**TASK STATEMENT:**
Look through the material below and count the lines with the string "fifth". Report only the count.

(Chart and figure data)
......

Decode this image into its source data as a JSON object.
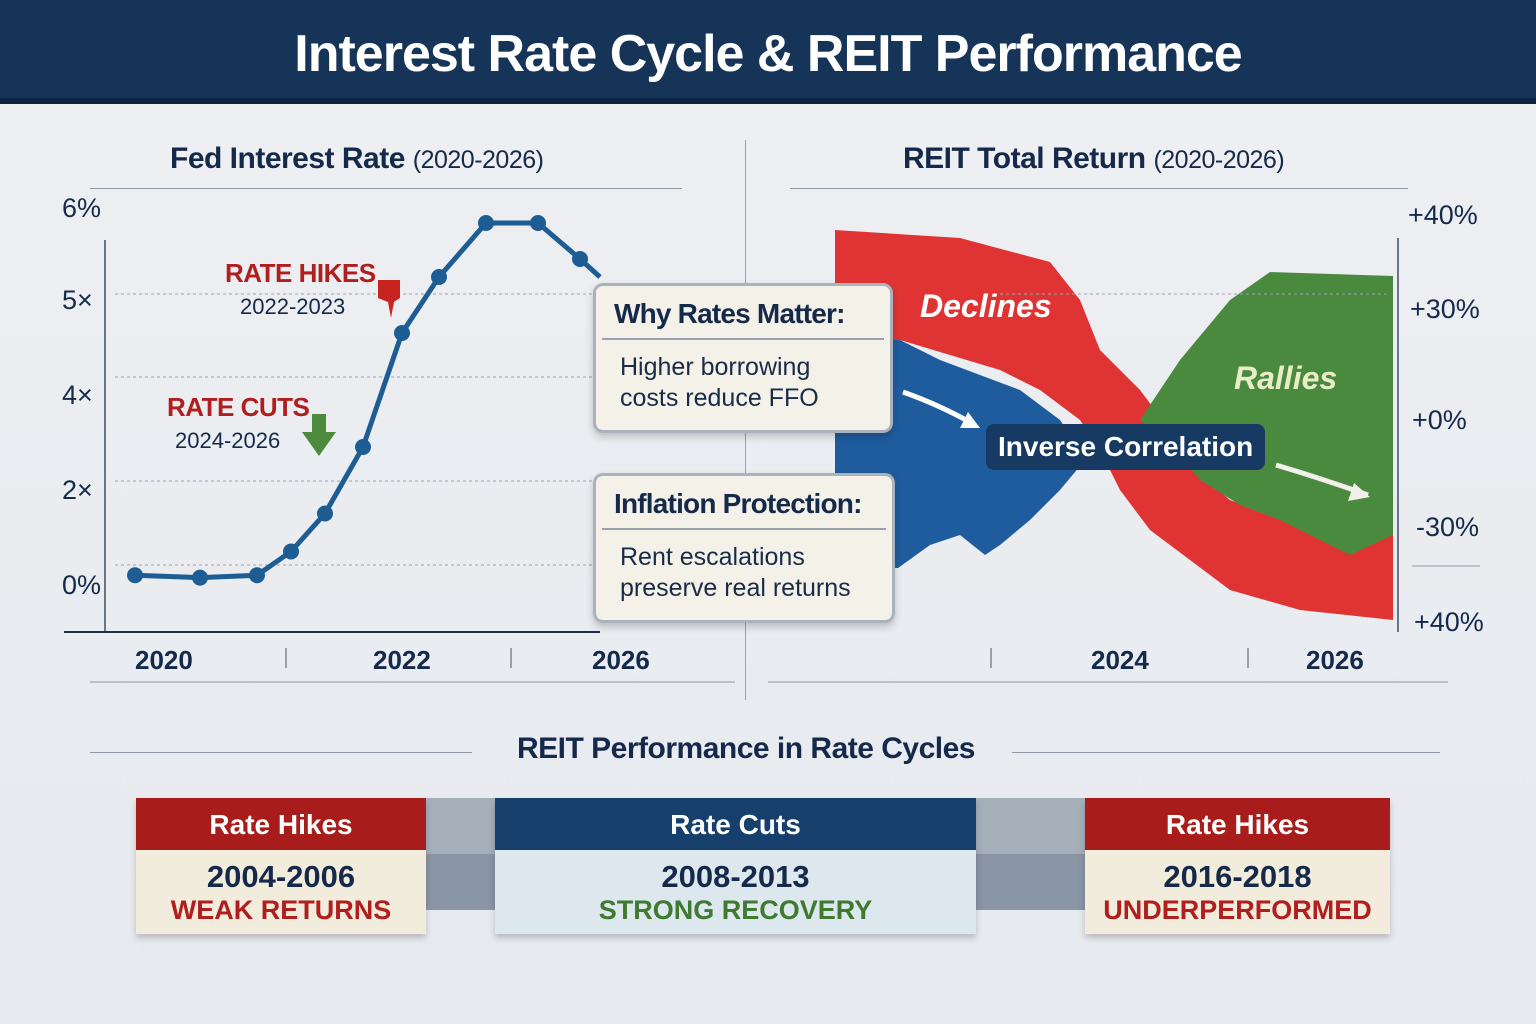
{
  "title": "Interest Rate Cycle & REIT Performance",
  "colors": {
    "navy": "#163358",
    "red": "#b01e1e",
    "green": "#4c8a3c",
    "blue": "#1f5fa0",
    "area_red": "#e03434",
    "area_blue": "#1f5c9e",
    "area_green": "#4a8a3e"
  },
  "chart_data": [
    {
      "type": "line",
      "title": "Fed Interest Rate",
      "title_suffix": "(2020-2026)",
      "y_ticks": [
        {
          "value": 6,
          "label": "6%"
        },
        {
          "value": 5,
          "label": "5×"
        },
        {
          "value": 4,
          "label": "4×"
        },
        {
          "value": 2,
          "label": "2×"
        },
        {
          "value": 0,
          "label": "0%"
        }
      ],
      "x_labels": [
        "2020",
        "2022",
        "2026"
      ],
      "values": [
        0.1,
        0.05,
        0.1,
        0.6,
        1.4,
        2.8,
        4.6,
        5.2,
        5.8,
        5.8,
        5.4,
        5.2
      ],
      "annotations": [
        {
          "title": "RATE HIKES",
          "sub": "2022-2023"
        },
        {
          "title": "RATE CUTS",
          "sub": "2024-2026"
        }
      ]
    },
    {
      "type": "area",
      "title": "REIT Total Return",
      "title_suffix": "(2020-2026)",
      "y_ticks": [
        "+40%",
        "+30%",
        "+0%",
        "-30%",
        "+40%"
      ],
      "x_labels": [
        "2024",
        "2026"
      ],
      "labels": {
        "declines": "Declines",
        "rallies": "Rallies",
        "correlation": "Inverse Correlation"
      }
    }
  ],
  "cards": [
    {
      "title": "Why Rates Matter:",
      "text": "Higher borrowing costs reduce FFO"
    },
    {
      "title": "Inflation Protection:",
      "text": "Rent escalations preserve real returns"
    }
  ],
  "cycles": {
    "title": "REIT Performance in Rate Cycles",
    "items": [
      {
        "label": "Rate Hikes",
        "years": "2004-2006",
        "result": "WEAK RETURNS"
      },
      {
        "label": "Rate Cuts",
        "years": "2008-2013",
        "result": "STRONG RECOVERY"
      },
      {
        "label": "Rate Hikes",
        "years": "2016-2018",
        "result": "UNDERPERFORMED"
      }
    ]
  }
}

......

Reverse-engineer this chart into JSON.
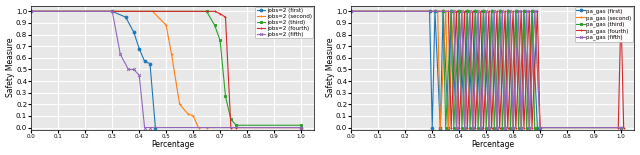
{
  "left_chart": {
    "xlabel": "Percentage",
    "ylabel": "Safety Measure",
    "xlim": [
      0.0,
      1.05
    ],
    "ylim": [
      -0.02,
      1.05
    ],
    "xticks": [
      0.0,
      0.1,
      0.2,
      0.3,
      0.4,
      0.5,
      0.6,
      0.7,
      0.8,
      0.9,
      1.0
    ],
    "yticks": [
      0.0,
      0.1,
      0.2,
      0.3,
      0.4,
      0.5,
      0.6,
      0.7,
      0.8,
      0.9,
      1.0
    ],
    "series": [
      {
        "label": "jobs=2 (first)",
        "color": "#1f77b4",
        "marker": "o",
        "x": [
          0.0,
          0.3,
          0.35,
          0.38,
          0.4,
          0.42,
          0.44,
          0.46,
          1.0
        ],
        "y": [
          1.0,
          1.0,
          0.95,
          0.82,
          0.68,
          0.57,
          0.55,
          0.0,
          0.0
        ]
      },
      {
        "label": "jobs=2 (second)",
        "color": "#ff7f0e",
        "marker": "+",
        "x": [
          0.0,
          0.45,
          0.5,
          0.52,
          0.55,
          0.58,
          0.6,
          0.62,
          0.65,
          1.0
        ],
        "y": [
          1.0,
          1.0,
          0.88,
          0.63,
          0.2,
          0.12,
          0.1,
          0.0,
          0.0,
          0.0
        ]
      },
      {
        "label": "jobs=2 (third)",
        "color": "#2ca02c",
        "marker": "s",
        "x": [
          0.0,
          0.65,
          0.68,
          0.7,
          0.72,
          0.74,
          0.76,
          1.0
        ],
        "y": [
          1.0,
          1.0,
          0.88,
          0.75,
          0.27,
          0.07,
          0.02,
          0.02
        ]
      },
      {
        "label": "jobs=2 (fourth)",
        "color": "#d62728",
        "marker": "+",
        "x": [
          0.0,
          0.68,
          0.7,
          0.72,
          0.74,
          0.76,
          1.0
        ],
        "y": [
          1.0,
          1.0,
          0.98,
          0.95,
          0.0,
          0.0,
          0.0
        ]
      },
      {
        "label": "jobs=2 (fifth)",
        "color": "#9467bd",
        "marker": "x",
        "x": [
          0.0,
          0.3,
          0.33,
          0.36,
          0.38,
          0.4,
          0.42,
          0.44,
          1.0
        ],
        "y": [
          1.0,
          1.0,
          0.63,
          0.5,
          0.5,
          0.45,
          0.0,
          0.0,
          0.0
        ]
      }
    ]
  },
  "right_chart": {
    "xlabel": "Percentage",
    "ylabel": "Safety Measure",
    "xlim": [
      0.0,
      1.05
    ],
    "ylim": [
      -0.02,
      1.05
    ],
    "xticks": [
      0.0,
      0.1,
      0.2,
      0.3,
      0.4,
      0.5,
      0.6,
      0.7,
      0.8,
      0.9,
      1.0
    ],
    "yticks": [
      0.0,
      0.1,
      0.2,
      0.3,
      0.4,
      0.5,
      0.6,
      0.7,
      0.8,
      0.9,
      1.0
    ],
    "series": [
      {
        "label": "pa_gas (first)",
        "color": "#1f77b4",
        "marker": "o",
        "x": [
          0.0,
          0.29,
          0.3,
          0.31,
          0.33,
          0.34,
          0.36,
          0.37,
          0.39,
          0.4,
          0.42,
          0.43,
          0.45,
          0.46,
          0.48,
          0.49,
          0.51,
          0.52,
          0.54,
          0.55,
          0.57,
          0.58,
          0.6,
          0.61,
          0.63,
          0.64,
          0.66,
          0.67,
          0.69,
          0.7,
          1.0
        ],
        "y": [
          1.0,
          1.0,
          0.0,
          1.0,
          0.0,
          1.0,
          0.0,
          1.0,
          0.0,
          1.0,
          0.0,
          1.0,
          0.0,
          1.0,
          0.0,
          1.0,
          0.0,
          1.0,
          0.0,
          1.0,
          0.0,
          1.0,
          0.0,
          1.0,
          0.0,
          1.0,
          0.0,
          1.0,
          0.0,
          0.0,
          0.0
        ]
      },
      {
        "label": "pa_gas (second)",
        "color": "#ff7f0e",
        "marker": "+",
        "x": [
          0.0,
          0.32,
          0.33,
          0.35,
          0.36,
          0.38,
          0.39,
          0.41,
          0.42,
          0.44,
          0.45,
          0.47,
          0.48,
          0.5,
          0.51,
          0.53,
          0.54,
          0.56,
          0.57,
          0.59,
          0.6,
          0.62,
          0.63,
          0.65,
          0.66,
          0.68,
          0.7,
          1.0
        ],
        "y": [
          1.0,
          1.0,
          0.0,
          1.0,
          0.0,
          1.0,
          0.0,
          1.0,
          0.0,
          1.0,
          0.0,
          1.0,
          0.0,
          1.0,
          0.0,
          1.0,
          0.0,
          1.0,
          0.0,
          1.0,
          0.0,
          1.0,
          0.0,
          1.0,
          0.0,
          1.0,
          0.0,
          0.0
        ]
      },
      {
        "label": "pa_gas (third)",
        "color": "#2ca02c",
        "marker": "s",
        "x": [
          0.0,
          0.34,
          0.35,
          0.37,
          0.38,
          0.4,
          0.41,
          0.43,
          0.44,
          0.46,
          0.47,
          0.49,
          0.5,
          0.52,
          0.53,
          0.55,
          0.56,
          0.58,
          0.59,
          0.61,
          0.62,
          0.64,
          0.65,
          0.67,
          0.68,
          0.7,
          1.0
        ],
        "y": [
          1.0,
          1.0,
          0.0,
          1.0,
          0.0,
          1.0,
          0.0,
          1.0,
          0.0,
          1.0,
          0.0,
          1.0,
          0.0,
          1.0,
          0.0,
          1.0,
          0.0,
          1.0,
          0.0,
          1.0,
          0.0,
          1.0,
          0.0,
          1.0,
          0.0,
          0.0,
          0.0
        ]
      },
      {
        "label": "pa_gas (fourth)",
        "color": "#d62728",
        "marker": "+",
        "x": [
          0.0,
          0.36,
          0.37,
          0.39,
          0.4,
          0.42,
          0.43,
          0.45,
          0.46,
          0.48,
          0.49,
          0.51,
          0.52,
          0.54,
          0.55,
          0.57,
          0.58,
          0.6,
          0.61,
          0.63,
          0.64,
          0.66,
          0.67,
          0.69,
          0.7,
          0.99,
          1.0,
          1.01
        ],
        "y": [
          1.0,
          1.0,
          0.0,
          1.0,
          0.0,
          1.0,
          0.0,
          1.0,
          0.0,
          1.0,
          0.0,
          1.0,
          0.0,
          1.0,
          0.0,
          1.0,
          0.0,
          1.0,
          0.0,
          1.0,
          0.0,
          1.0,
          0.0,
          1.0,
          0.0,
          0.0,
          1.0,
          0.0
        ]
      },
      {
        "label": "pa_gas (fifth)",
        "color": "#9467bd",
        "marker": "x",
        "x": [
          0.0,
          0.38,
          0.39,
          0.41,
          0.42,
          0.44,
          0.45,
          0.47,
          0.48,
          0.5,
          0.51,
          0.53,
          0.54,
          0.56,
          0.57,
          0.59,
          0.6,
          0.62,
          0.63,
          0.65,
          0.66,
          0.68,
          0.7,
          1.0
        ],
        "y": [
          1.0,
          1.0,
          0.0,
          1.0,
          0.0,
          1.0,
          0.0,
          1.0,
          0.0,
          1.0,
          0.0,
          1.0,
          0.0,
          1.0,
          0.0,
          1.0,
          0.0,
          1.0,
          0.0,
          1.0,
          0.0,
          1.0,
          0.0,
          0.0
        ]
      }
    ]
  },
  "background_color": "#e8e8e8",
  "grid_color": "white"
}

......

**WRITTEN ANSWER:**
2